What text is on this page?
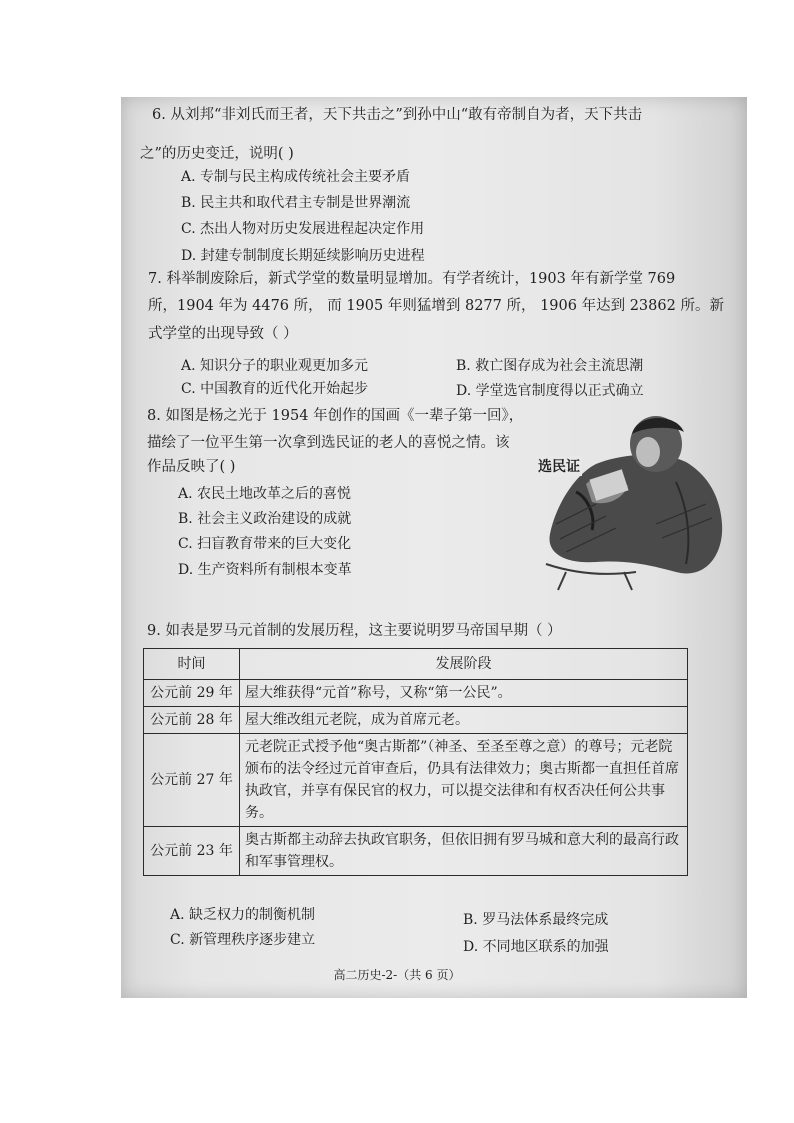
6. 从刘邦“非刘氏而王者，天下共击之”到孙中山“敢有帝制自为者，天下共击
之”的历史变迁，说明( )
A. 专制与民主构成传统社会主要矛盾
B. 民主共和取代君主专制是世界潮流
C. 杰出人物对历史发展进程起决定作用
D. 封建专制制度长期延续影响历史进程
7. 科举制废除后，新式学堂的数量明显增加。有学者统计，1903 年有新学堂 769
所，1904 年为 4476 所， 而 1905 年则猛增到 8277 所， 1906 年达到 23862 所。新
式学堂的出现导致（ ）
A. 知识分子的职业观更加多元	B. 救亡图存成为社会主流思潮
C. 中国教育的近代化开始起步	D. 学堂选官制度得以正式确立
8. 如图是杨之光于 1954 年创作的国画《一辈子第一回》，
描绘了一位平生第一次拿到选民证的老人的喜悦之情。该
作品反映了( )
A. 农民土地改革之后的喜悦
B. 社会主义政治建设的成就
C. 扫盲教育带来的巨大变化
D. 生产资料所有制根本变革
选民证
9. 如表是罗马元首制的发展历程，这主要说明罗马帝国早期（ ）
时间	发展阶段
公元前 29 年	屋大维获得“元首”称号，又称“第一公民”。
公元前 28 年	屋大维改组元老院，成为首席元老。
公元前 27 年	元老院正式授予他“奥古斯都”（神圣、至圣至尊之意）的尊号；元老院颁布的法令经过元首审查后，仍具有法律效力；奥古斯都一直担任首席执政官，并享有保民官的权力，可以提交法律和有权否决任何公共事务。
公元前 23 年	奥古斯都主动辞去执政官职务，但依旧拥有罗马城和意大利的最高行政和军事管理权。
A. 缺乏权力的制衡机制	B. 罗马法体系最终完成
C. 新管理秩序逐步建立	D. 不同地区联系的加强
高二历史-2-（共 6 页）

##########

Reproduce the material above verbatim; omit every picture.

What text is on this page?
6. 从刘邦“非刘氏而王者，天下共击之”到孙中山“敢有帝制自为者，天下共击
之”的历史变迁，说明( )
A. 专制与民主构成传统社会主要矛盾
B. 民主共和取代君主专制是世界潮流
C. 杰出人物对历史发展进程起决定作用
D. 封建专制制度长期延续影响历史进程
7. 科举制废除后，新式学堂的数量明显增加。有学者统计，1903 年有新学堂 769
所，1904 年为 4476 所， 而 1905 年则猛增到 8277 所， 1906 年达到 23862 所。新
式学堂的出现导致（ ）
A. 知识分子的职业观更加多元	B. 救亡图存成为社会主流思潮
C. 中国教育的近代化开始起步	D. 学堂选官制度得以正式确立
8. 如图是杨之光于 1954 年创作的国画《一辈子第一回》，
描绘了一位平生第一次拿到选民证的老人的喜悦之情。该
作品反映了( )
A. 农民土地改革之后的喜悦
B. 社会主义政治建设的成就
C. 扫盲教育带来的巨大变化
D. 生产资料所有制根本变革
选民证
9. 如表是罗马元首制的发展历程，这主要说明罗马帝国早期（ ）
时间	发展阶段
公元前 29 年	屋大维获得“元首”称号，又称“第一公民”。
公元前 28 年	屋大维改组元老院，成为首席元老。
公元前 27 年	元老院正式授予他“奥古斯都”（神圣、至圣至尊之意）的尊号；元老院颁布的法令经过元首审查后，仍具有法律效力；奥古斯都一直担任首席执政官，并享有保民官的权力，可以提交法律和有权否决任何公共事务。
公元前 23 年	奥古斯都主动辞去执政官职务，但依旧拥有罗马城和意大利的最高行政和军事管理权。
A. 缺乏权力的制衡机制	B. 罗马法体系最终完成
C. 新管理秩序逐步建立	D. 不同地区联系的加强
高二历史-2-（共 6 页）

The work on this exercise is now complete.